(Records from a data collection)

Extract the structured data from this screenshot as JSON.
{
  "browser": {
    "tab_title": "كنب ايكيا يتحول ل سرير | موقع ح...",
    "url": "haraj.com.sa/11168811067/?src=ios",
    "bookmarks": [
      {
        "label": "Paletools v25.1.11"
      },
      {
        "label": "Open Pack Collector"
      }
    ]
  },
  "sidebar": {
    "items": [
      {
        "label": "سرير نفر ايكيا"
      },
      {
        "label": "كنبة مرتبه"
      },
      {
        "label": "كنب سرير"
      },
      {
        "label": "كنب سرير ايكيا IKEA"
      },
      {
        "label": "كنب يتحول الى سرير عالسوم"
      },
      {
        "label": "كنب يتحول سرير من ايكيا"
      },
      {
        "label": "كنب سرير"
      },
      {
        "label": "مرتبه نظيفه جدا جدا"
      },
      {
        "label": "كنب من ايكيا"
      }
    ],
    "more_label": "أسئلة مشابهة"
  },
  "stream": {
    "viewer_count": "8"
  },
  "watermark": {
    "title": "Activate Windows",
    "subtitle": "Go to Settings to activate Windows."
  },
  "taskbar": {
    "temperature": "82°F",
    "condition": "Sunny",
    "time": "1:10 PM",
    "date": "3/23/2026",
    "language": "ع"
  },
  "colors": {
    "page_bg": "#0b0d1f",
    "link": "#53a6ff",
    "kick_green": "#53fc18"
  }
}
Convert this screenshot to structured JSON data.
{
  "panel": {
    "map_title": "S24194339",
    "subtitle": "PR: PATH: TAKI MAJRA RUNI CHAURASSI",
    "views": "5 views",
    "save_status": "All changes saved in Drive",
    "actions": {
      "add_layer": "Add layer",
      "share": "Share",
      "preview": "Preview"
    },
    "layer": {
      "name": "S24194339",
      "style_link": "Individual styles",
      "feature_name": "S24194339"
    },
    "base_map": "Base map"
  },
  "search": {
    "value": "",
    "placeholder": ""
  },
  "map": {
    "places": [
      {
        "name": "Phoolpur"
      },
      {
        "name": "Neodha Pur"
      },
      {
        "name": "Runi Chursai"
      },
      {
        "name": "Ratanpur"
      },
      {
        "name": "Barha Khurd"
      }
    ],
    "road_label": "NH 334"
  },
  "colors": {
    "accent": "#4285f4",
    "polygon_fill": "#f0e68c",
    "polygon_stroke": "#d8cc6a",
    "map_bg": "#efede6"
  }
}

▶ _EXERCISE_:
Write out the whole listing again, exactly as it stands.

▶ _EXERCISE RESULT_:
Extract the structured data from this screenshot as JSON.
{
  "browser": {
    "tab_title": "كنب ايكيا يتحول ل سرير | موقع ح...",
    "url": "haraj.com.sa/11168811067/?src=ios",
    "bookmarks": [
      {
        "label": "Paletools v25.1.11"
      },
      {
        "label": "Open Pack Collector"
      }
    ]
  },
  "sidebar": {
    "items": [
      {
        "label": "سرير نفر ايكيا"
      },
      {
        "label": "كنبة مرتبه"
      },
      {
        "label": "كنب سرير"
      },
      {
        "label": "كنب سرير ايكيا IKEA"
      },
      {
        "label": "كنب يتحول الى سرير عالسوم"
      },
      {
        "label": "كنب يتحول سرير من ايكيا"
      },
      {
        "label": "كنب سرير"
      },
      {
        "label": "مرتبه نظيفه جدا جدا"
      },
      {
        "label": "كنب من ايكيا"
      }
    ],
    "more_label": "أسئلة مشابهة"
  },
  "stream": {
    "viewer_count": "8"
  },
  "watermark": {
    "title": "Activate Windows",
    "subtitle": "Go to Settings to activate Windows."
  },
  "taskbar": {
    "temperature": "82°F",
    "condition": "Sunny",
    "time": "1:10 PM",
    "date": "3/23/2026",
    "language": "ع"
  },
  "colors": {
    "page_bg": "#0b0d1f",
    "link": "#53a6ff",
    "kick_green": "#53fc18"
  }
}
Convert this screenshot to structured JSON data.
{
  "panel": {
    "map_title": "S24194339",
    "subtitle": "PR: PATH: TAKI MAJRA RUNI CHAURASSI",
    "views": "5 views",
    "save_status": "All changes saved in Drive",
    "actions": {
      "add_layer": "Add layer",
      "share": "Share",
      "preview": "Preview"
    },
    "layer": {
      "name": "S24194339",
      "style_link": "Individual styles",
      "feature_name": "S24194339"
    },
    "base_map": "Base map"
  },
  "search": {
    "value": "",
    "placeholder": ""
  },
  "map": {
    "places": [
      {
        "name": "Phoolpur"
      },
      {
        "name": "Neodha Pur"
      },
      {
        "name": "Runi Chursai"
      },
      {
        "name": "Ratanpur"
      },
      {
        "name": "Barha Khurd"
      }
    ],
    "road_label": "NH 334"
  },
  "colors": {
    "accent": "#4285f4",
    "polygon_fill": "#f0e68c",
    "polygon_stroke": "#d8cc6a",
    "map_bg": "#efede6"
  }
}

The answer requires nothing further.